**What needs to be done:** Without altering anything, output the material below.

**Excerpt from a dataset:**
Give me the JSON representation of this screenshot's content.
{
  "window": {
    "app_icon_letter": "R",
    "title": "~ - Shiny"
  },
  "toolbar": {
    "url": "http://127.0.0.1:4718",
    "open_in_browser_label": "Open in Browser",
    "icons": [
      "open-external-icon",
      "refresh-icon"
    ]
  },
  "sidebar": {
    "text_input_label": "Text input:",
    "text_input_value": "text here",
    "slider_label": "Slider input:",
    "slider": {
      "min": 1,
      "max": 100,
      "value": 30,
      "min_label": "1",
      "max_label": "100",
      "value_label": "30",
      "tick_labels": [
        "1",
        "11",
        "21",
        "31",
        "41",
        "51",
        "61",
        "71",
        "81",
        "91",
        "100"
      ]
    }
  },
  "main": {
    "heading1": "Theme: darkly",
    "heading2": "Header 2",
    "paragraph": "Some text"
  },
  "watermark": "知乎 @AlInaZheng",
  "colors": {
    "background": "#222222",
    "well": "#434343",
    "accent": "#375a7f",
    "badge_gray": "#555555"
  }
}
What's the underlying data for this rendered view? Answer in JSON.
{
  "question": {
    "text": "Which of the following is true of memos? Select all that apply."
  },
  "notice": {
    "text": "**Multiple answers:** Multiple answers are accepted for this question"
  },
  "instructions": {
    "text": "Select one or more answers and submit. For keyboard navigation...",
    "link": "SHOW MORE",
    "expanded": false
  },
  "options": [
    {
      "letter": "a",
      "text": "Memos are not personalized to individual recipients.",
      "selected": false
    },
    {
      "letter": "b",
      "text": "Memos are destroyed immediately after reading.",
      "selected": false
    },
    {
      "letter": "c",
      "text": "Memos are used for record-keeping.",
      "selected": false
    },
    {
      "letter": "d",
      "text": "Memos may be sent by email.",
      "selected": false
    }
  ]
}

**Worked answer:**
Give me the JSON representation of this screenshot's content.
{
  "window": {
    "app_icon_letter": "R",
    "title": "~ - Shiny"
  },
  "toolbar": {
    "url": "http://127.0.0.1:4718",
    "open_in_browser_label": "Open in Browser",
    "icons": [
      "open-external-icon",
      "refresh-icon"
    ]
  },
  "sidebar": {
    "text_input_label": "Text input:",
    "text_input_value": "text here",
    "slider_label": "Slider input:",
    "slider": {
      "min": 1,
      "max": 100,
      "value": 30,
      "min_label": "1",
      "max_label": "100",
      "value_label": "30",
      "tick_labels": [
        "1",
        "11",
        "21",
        "31",
        "41",
        "51",
        "61",
        "71",
        "81",
        "91",
        "100"
      ]
    }
  },
  "main": {
    "heading1": "Theme: darkly",
    "heading2": "Header 2",
    "paragraph": "Some text"
  },
  "watermark": "知乎 @AlInaZheng",
  "colors": {
    "background": "#222222",
    "well": "#434343",
    "accent": "#375a7f",
    "badge_gray": "#555555"
  }
}
What's the underlying data for this rendered view? Answer in JSON.
{
  "question": {
    "text": "Which of the following is true of memos? Select all that apply."
  },
  "notice": {
    "text": "**Multiple answers:** Multiple answers are accepted for this question"
  },
  "instructions": {
    "text": "Select one or more answers and submit. For keyboard navigation...",
    "link": "SHOW MORE",
    "expanded": false
  },
  "options": [
    {
      "letter": "a",
      "text": "Memos are not personalized to individual recipients.",
      "selected": false
    },
    {
      "letter": "b",
      "text": "Memos are destroyed immediately after reading.",
      "selected": false
    },
    {
      "letter": "c",
      "text": "Memos are used for record-keeping.",
      "selected": false
    },
    {
      "letter": "d",
      "text": "Memos may be sent by email.",
      "selected": false
    }
  ]
}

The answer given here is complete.